ENTRIES SHOWN:

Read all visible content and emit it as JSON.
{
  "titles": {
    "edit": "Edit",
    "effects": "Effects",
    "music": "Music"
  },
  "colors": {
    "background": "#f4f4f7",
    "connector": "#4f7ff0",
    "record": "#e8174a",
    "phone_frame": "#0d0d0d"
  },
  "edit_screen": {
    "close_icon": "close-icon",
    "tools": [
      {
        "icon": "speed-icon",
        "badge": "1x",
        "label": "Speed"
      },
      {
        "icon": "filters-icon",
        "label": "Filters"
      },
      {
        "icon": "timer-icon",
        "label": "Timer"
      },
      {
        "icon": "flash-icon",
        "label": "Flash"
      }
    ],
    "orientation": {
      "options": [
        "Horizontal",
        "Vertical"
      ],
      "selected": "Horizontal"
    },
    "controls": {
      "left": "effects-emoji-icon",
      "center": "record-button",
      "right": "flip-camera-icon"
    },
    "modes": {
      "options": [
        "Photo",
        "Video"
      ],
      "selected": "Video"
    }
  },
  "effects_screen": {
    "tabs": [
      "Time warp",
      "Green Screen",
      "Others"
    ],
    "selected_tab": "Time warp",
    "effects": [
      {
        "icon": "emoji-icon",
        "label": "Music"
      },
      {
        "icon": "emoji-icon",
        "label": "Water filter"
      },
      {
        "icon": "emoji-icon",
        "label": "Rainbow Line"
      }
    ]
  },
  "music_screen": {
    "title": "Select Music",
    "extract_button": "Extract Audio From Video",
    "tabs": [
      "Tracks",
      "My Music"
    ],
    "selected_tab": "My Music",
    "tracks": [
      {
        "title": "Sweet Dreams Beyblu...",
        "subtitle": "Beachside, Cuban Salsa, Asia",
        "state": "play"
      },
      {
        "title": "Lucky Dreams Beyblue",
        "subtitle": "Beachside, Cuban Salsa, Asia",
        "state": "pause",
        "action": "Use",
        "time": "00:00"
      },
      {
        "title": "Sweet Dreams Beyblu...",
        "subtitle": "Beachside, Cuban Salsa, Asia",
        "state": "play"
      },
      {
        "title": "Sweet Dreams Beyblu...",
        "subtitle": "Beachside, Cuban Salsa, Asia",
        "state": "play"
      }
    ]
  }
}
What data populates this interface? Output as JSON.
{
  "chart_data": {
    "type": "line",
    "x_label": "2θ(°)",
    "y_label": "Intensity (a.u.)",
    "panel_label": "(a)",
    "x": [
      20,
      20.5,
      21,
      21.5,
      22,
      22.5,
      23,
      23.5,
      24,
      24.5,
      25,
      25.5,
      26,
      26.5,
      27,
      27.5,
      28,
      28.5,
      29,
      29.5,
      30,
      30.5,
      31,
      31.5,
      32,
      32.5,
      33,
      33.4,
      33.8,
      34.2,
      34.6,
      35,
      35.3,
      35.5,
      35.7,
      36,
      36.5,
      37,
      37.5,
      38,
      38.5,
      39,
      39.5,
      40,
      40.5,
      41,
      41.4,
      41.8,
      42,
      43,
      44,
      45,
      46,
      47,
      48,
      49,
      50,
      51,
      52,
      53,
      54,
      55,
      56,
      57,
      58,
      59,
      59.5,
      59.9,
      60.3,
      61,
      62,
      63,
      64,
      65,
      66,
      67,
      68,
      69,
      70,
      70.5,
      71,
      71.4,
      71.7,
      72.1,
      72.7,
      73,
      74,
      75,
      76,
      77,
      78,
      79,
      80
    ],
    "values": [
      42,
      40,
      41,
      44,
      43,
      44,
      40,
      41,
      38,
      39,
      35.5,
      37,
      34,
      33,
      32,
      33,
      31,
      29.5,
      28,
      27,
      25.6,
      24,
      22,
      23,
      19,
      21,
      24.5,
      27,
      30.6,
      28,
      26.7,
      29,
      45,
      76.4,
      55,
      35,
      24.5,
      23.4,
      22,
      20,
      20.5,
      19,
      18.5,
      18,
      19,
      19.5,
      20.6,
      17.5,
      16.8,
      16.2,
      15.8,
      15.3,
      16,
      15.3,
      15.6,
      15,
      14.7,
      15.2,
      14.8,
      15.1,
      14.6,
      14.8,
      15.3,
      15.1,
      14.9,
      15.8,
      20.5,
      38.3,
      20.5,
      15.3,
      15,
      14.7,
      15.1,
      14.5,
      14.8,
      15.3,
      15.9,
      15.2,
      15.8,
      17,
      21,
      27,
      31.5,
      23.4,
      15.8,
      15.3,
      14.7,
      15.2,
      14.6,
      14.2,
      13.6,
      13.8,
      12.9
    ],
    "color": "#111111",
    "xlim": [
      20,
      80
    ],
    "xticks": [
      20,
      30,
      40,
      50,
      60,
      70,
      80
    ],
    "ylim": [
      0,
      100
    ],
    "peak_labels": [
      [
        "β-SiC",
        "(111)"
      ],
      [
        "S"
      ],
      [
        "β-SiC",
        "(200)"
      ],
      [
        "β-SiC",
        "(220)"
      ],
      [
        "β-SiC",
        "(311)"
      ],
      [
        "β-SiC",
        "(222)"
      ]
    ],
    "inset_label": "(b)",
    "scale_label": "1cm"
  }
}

THE REQUEST:
Working from the material above, retype it in its entirety without change.

TASK RESULT:
Read all visible content and emit it as JSON.
{
  "titles": {
    "edit": "Edit",
    "effects": "Effects",
    "music": "Music"
  },
  "colors": {
    "background": "#f4f4f7",
    "connector": "#4f7ff0",
    "record": "#e8174a",
    "phone_frame": "#0d0d0d"
  },
  "edit_screen": {
    "close_icon": "close-icon",
    "tools": [
      {
        "icon": "speed-icon",
        "badge": "1x",
        "label": "Speed"
      },
      {
        "icon": "filters-icon",
        "label": "Filters"
      },
      {
        "icon": "timer-icon",
        "label": "Timer"
      },
      {
        "icon": "flash-icon",
        "label": "Flash"
      }
    ],
    "orientation": {
      "options": [
        "Horizontal",
        "Vertical"
      ],
      "selected": "Horizontal"
    },
    "controls": {
      "left": "effects-emoji-icon",
      "center": "record-button",
      "right": "flip-camera-icon"
    },
    "modes": {
      "options": [
        "Photo",
        "Video"
      ],
      "selected": "Video"
    }
  },
  "effects_screen": {
    "tabs": [
      "Time warp",
      "Green Screen",
      "Others"
    ],
    "selected_tab": "Time warp",
    "effects": [
      {
        "icon": "emoji-icon",
        "label": "Music"
      },
      {
        "icon": "emoji-icon",
        "label": "Water filter"
      },
      {
        "icon": "emoji-icon",
        "label": "Rainbow Line"
      }
    ]
  },
  "music_screen": {
    "title": "Select Music",
    "extract_button": "Extract Audio From Video",
    "tabs": [
      "Tracks",
      "My Music"
    ],
    "selected_tab": "My Music",
    "tracks": [
      {
        "title": "Sweet Dreams Beyblu...",
        "subtitle": "Beachside, Cuban Salsa, Asia",
        "state": "play"
      },
      {
        "title": "Lucky Dreams Beyblue",
        "subtitle": "Beachside, Cuban Salsa, Asia",
        "state": "pause",
        "action": "Use",
        "time": "00:00"
      },
      {
        "title": "Sweet Dreams Beyblu...",
        "subtitle": "Beachside, Cuban Salsa, Asia",
        "state": "play"
      },
      {
        "title": "Sweet Dreams Beyblu...",
        "subtitle": "Beachside, Cuban Salsa, Asia",
        "state": "play"
      }
    ]
  }
}
What data populates this interface? Output as JSON.
{
  "chart_data": {
    "type": "line",
    "x_label": "2θ(°)",
    "y_label": "Intensity (a.u.)",
    "panel_label": "(a)",
    "x": [
      20,
      20.5,
      21,
      21.5,
      22,
      22.5,
      23,
      23.5,
      24,
      24.5,
      25,
      25.5,
      26,
      26.5,
      27,
      27.5,
      28,
      28.5,
      29,
      29.5,
      30,
      30.5,
      31,
      31.5,
      32,
      32.5,
      33,
      33.4,
      33.8,
      34.2,
      34.6,
      35,
      35.3,
      35.5,
      35.7,
      36,
      36.5,
      37,
      37.5,
      38,
      38.5,
      39,
      39.5,
      40,
      40.5,
      41,
      41.4,
      41.8,
      42,
      43,
      44,
      45,
      46,
      47,
      48,
      49,
      50,
      51,
      52,
      53,
      54,
      55,
      56,
      57,
      58,
      59,
      59.5,
      59.9,
      60.3,
      61,
      62,
      63,
      64,
      65,
      66,
      67,
      68,
      69,
      70,
      70.5,
      71,
      71.4,
      71.7,
      72.1,
      72.7,
      73,
      74,
      75,
      76,
      77,
      78,
      79,
      80
    ],
    "values": [
      42,
      40,
      41,
      44,
      43,
      44,
      40,
      41,
      38,
      39,
      35.5,
      37,
      34,
      33,
      32,
      33,
      31,
      29.5,
      28,
      27,
      25.6,
      24,
      22,
      23,
      19,
      21,
      24.5,
      27,
      30.6,
      28,
      26.7,
      29,
      45,
      76.4,
      55,
      35,
      24.5,
      23.4,
      22,
      20,
      20.5,
      19,
      18.5,
      18,
      19,
      19.5,
      20.6,
      17.5,
      16.8,
      16.2,
      15.8,
      15.3,
      16,
      15.3,
      15.6,
      15,
      14.7,
      15.2,
      14.8,
      15.1,
      14.6,
      14.8,
      15.3,
      15.1,
      14.9,
      15.8,
      20.5,
      38.3,
      20.5,
      15.3,
      15,
      14.7,
      15.1,
      14.5,
      14.8,
      15.3,
      15.9,
      15.2,
      15.8,
      17,
      21,
      27,
      31.5,
      23.4,
      15.8,
      15.3,
      14.7,
      15.2,
      14.6,
      14.2,
      13.6,
      13.8,
      12.9
    ],
    "color": "#111111",
    "xlim": [
      20,
      80
    ],
    "xticks": [
      20,
      30,
      40,
      50,
      60,
      70,
      80
    ],
    "ylim": [
      0,
      100
    ],
    "peak_labels": [
      [
        "β-SiC",
        "(111)"
      ],
      [
        "S"
      ],
      [
        "β-SiC",
        "(200)"
      ],
      [
        "β-SiC",
        "(220)"
      ],
      [
        "β-SiC",
        "(311)"
      ],
      [
        "β-SiC",
        "(222)"
      ]
    ],
    "inset_label": "(b)",
    "scale_label": "1cm"
  }
}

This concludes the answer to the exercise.